## GOAL OF THE EXERCISE:
Set the listing down again exactly, please, apart from its pictures.
** Start PROVIDED RECORDS **
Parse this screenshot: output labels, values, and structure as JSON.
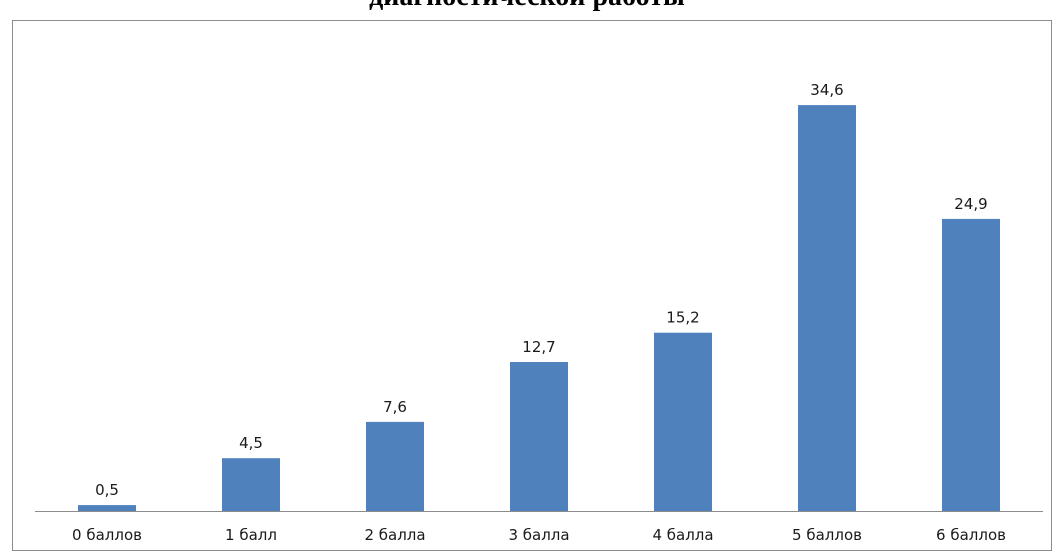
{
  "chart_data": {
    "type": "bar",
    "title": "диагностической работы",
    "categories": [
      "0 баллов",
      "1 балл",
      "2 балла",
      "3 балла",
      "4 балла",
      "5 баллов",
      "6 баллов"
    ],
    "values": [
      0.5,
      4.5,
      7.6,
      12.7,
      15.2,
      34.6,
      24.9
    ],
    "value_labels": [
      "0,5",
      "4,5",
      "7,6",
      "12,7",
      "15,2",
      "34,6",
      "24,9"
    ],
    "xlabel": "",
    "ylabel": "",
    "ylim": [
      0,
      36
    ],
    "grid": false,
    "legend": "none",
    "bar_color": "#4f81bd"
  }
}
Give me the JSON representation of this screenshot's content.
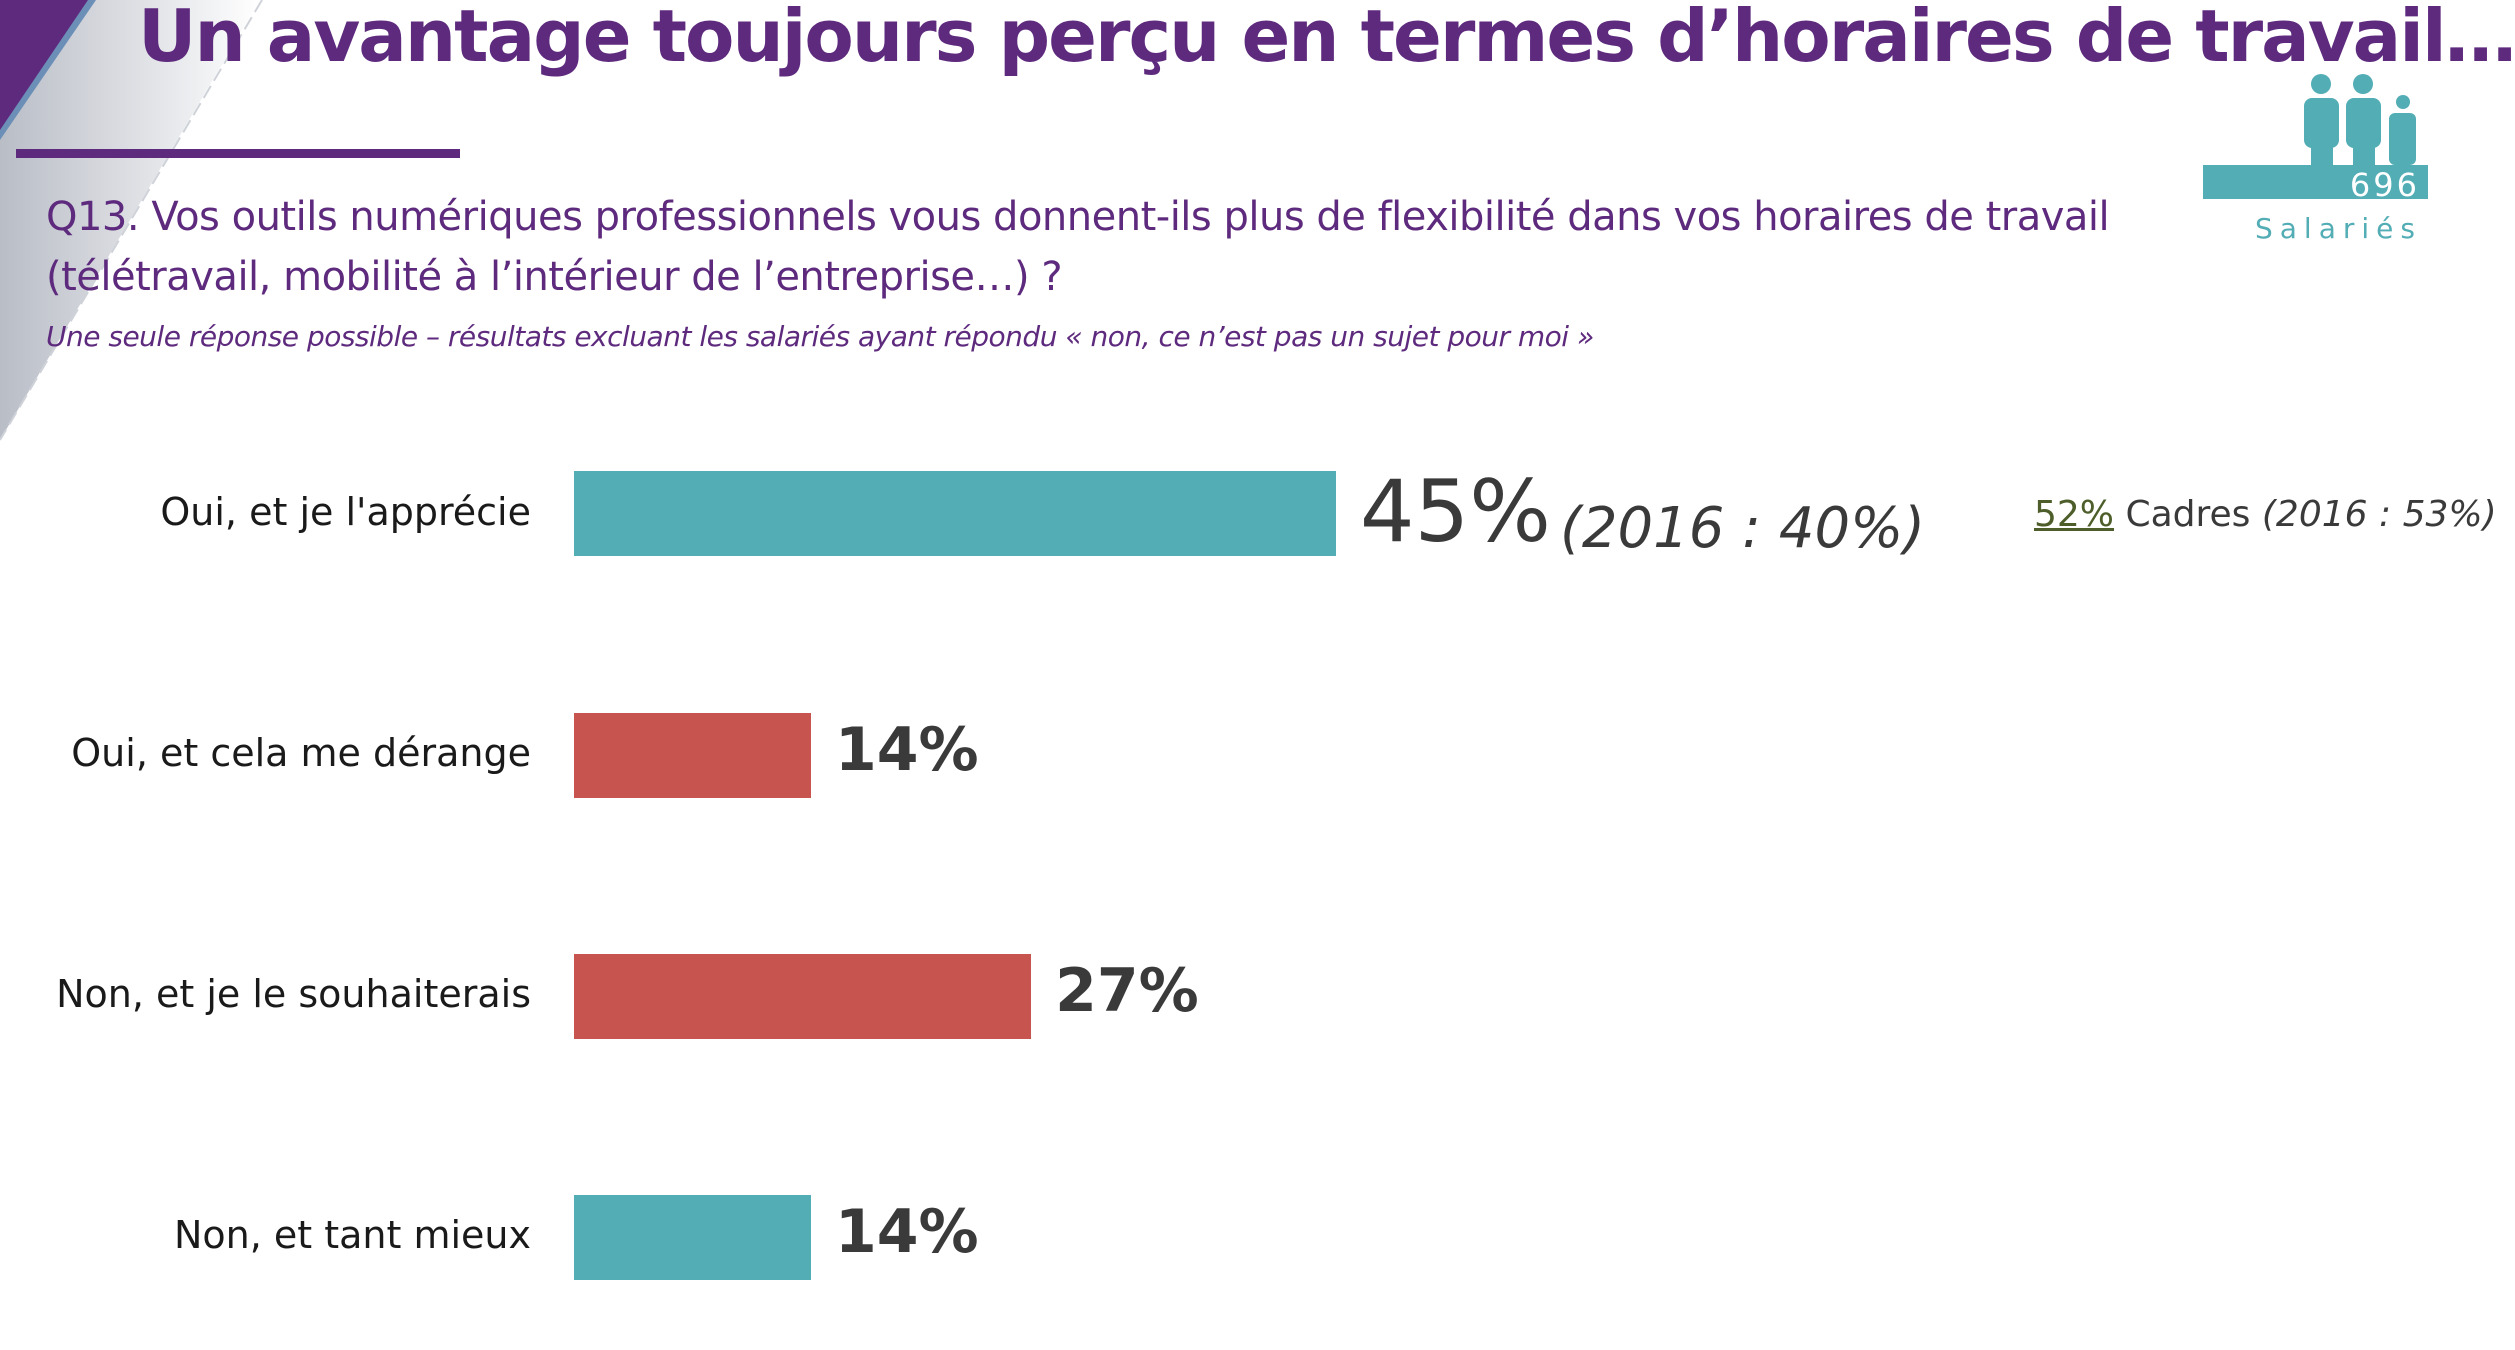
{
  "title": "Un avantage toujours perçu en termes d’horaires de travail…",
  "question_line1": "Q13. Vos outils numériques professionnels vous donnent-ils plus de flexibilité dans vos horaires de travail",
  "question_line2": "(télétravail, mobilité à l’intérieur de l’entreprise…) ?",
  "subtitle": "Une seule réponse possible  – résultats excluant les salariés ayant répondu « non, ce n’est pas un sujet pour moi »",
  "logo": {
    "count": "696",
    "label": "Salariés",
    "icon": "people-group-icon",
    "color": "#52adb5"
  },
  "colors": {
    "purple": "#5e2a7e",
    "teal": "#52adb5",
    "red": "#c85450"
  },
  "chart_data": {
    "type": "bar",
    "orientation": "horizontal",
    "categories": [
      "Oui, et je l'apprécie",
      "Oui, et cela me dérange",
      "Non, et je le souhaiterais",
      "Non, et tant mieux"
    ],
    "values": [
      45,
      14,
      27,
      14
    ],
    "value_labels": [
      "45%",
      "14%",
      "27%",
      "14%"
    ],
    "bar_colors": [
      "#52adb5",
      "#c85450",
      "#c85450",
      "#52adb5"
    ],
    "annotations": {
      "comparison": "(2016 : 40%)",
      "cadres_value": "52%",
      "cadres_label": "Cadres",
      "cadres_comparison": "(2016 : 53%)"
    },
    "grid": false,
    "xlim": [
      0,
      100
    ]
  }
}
** End PROVIDED RECORDS **
## CORRECT RESULT:
Parse this screenshot: output labels, values, and structure as JSON.
{
  "chart_data": {
    "type": "bar",
    "title": "диагностической работы",
    "categories": [
      "0 баллов",
      "1 балл",
      "2 балла",
      "3 балла",
      "4 балла",
      "5 баллов",
      "6 баллов"
    ],
    "values": [
      0.5,
      4.5,
      7.6,
      12.7,
      15.2,
      34.6,
      24.9
    ],
    "value_labels": [
      "0,5",
      "4,5",
      "7,6",
      "12,7",
      "15,2",
      "34,6",
      "24,9"
    ],
    "xlabel": "",
    "ylabel": "",
    "ylim": [
      0,
      36
    ],
    "grid": false,
    "legend": "none",
    "bar_color": "#4f81bd"
  }
}
Give me the JSON representation of this screenshot's content.
{
  "title": "Un avantage toujours perçu en termes d’horaires de travail…",
  "question_line1": "Q13. Vos outils numériques professionnels vous donnent-ils plus de flexibilité dans vos horaires de travail",
  "question_line2": "(télétravail, mobilité à l’intérieur de l’entreprise…) ?",
  "subtitle": "Une seule réponse possible  – résultats excluant les salariés ayant répondu « non, ce n’est pas un sujet pour moi »",
  "logo": {
    "count": "696",
    "label": "Salariés",
    "icon": "people-group-icon",
    "color": "#52adb5"
  },
  "colors": {
    "purple": "#5e2a7e",
    "teal": "#52adb5",
    "red": "#c85450"
  },
  "chart_data": {
    "type": "bar",
    "orientation": "horizontal",
    "categories": [
      "Oui, et je l'apprécie",
      "Oui, et cela me dérange",
      "Non, et je le souhaiterais",
      "Non, et tant mieux"
    ],
    "values": [
      45,
      14,
      27,
      14
    ],
    "value_labels": [
      "45%",
      "14%",
      "27%",
      "14%"
    ],
    "bar_colors": [
      "#52adb5",
      "#c85450",
      "#c85450",
      "#52adb5"
    ],
    "annotations": {
      "comparison": "(2016 : 40%)",
      "cadres_value": "52%",
      "cadres_label": "Cadres",
      "cadres_comparison": "(2016 : 53%)"
    },
    "grid": false,
    "xlim": [
      0,
      100
    ]
  }
}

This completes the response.